[What you have to do] Give the data again exactly as written, skipping any pictures.

[Excerpted records]
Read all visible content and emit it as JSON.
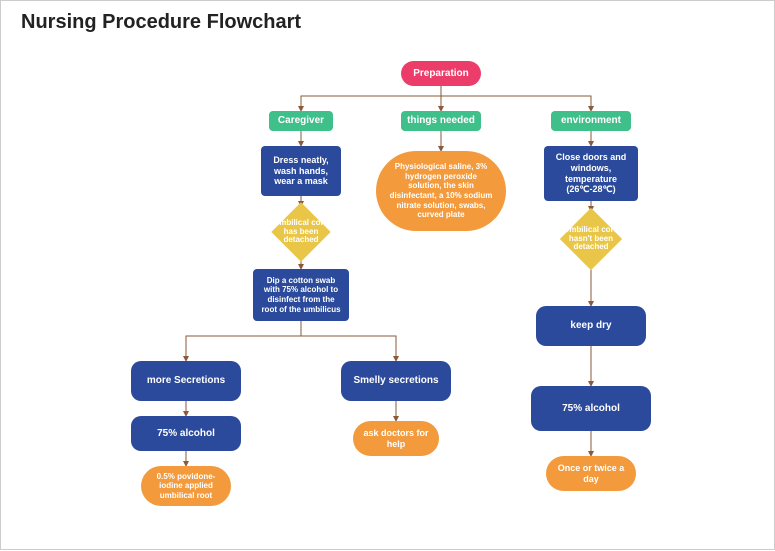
{
  "title": "Nursing Procedure Flowchart",
  "chart_data": {
    "type": "flowchart",
    "title": "Nursing Procedure Flowchart",
    "nodes": [
      {
        "id": "prep",
        "shape": "pill",
        "color": "pink",
        "text": "Preparation"
      },
      {
        "id": "caregiver",
        "shape": "rect",
        "color": "green",
        "text": "Caregiver"
      },
      {
        "id": "things",
        "shape": "rect",
        "color": "green",
        "text": "things needed"
      },
      {
        "id": "env",
        "shape": "rect",
        "color": "green",
        "text": "environment"
      },
      {
        "id": "dress",
        "shape": "rect",
        "color": "blue",
        "text": "Dress neatly, wash  hands, wear a mask"
      },
      {
        "id": "supplies",
        "shape": "pill",
        "color": "orange",
        "text": "Physiological saline, 3% hydrogen peroxide solution, the skin disinfectant, a 10% sodium nitrate solution, swabs, curved plate"
      },
      {
        "id": "close",
        "shape": "rect",
        "color": "blue",
        "text": "Close doors and windows, temperature (26℃-28℃)"
      },
      {
        "id": "d1",
        "shape": "diamond",
        "color": "yellow",
        "text": "Umbilical cord has been detached"
      },
      {
        "id": "d2",
        "shape": "diamond",
        "color": "yellow",
        "text": "Umbilical cord hasn't been detached"
      },
      {
        "id": "dip",
        "shape": "rect",
        "color": "blue",
        "text": "Dip a cotton swab with 75% alcohol to disinfect from the root of the umbilicus"
      },
      {
        "id": "more",
        "shape": "rrect",
        "color": "blue",
        "text": "more Secretions"
      },
      {
        "id": "smelly",
        "shape": "rrect",
        "color": "blue",
        "text": "Smelly secretions"
      },
      {
        "id": "alc1",
        "shape": "rrect",
        "color": "blue",
        "text": "75% alcohol"
      },
      {
        "id": "ask",
        "shape": "pill",
        "color": "orange",
        "text": "ask doctors for help"
      },
      {
        "id": "iodine",
        "shape": "pill",
        "color": "orange",
        "text": "0.5% povidone-iodine applied umbilical root"
      },
      {
        "id": "keepdry",
        "shape": "rrect",
        "color": "blue",
        "text": "keep dry"
      },
      {
        "id": "alc2",
        "shape": "rrect",
        "color": "blue",
        "text": "75% alcohol"
      },
      {
        "id": "once",
        "shape": "pill",
        "color": "orange",
        "text": "Once or twice a day"
      }
    ],
    "edges": [
      [
        "prep",
        "caregiver"
      ],
      [
        "prep",
        "things"
      ],
      [
        "prep",
        "env"
      ],
      [
        "caregiver",
        "dress"
      ],
      [
        "things",
        "supplies"
      ],
      [
        "env",
        "close"
      ],
      [
        "dress",
        "d1"
      ],
      [
        "close",
        "d2"
      ],
      [
        "d1",
        "dip"
      ],
      [
        "dip",
        "more"
      ],
      [
        "dip",
        "smelly"
      ],
      [
        "more",
        "alc1"
      ],
      [
        "alc1",
        "iodine"
      ],
      [
        "smelly",
        "ask"
      ],
      [
        "d2",
        "keepdry"
      ],
      [
        "keepdry",
        "alc2"
      ],
      [
        "alc2",
        "once"
      ]
    ]
  }
}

[In response]
Read all visible content and emit it as JSON.
{
  "title": "Nursing Procedure Flowchart",
  "chart_data": {
    "type": "flowchart",
    "title": "Nursing Procedure Flowchart",
    "nodes": [
      {
        "id": "prep",
        "shape": "pill",
        "color": "pink",
        "text": "Preparation"
      },
      {
        "id": "caregiver",
        "shape": "rect",
        "color": "green",
        "text": "Caregiver"
      },
      {
        "id": "things",
        "shape": "rect",
        "color": "green",
        "text": "things needed"
      },
      {
        "id": "env",
        "shape": "rect",
        "color": "green",
        "text": "environment"
      },
      {
        "id": "dress",
        "shape": "rect",
        "color": "blue",
        "text": "Dress neatly, wash  hands, wear a mask"
      },
      {
        "id": "supplies",
        "shape": "pill",
        "color": "orange",
        "text": "Physiological saline, 3% hydrogen peroxide solution, the skin disinfectant, a 10% sodium nitrate solution, swabs, curved plate"
      },
      {
        "id": "close",
        "shape": "rect",
        "color": "blue",
        "text": "Close doors and windows, temperature (26℃-28℃)"
      },
      {
        "id": "d1",
        "shape": "diamond",
        "color": "yellow",
        "text": "Umbilical cord has been detached"
      },
      {
        "id": "d2",
        "shape": "diamond",
        "color": "yellow",
        "text": "Umbilical cord hasn't been detached"
      },
      {
        "id": "dip",
        "shape": "rect",
        "color": "blue",
        "text": "Dip a cotton swab with 75% alcohol to disinfect from the root of the umbilicus"
      },
      {
        "id": "more",
        "shape": "rrect",
        "color": "blue",
        "text": "more Secretions"
      },
      {
        "id": "smelly",
        "shape": "rrect",
        "color": "blue",
        "text": "Smelly secretions"
      },
      {
        "id": "alc1",
        "shape": "rrect",
        "color": "blue",
        "text": "75% alcohol"
      },
      {
        "id": "ask",
        "shape": "pill",
        "color": "orange",
        "text": "ask doctors for help"
      },
      {
        "id": "iodine",
        "shape": "pill",
        "color": "orange",
        "text": "0.5% povidone-iodine applied umbilical root"
      },
      {
        "id": "keepdry",
        "shape": "rrect",
        "color": "blue",
        "text": "keep dry"
      },
      {
        "id": "alc2",
        "shape": "rrect",
        "color": "blue",
        "text": "75% alcohol"
      },
      {
        "id": "once",
        "shape": "pill",
        "color": "orange",
        "text": "Once or twice a day"
      }
    ],
    "edges": [
      [
        "prep",
        "caregiver"
      ],
      [
        "prep",
        "things"
      ],
      [
        "prep",
        "env"
      ],
      [
        "caregiver",
        "dress"
      ],
      [
        "things",
        "supplies"
      ],
      [
        "env",
        "close"
      ],
      [
        "dress",
        "d1"
      ],
      [
        "close",
        "d2"
      ],
      [
        "d1",
        "dip"
      ],
      [
        "dip",
        "more"
      ],
      [
        "dip",
        "smelly"
      ],
      [
        "more",
        "alc1"
      ],
      [
        "alc1",
        "iodine"
      ],
      [
        "smelly",
        "ask"
      ],
      [
        "d2",
        "keepdry"
      ],
      [
        "keepdry",
        "alc2"
      ],
      [
        "alc2",
        "once"
      ]
    ]
  }
}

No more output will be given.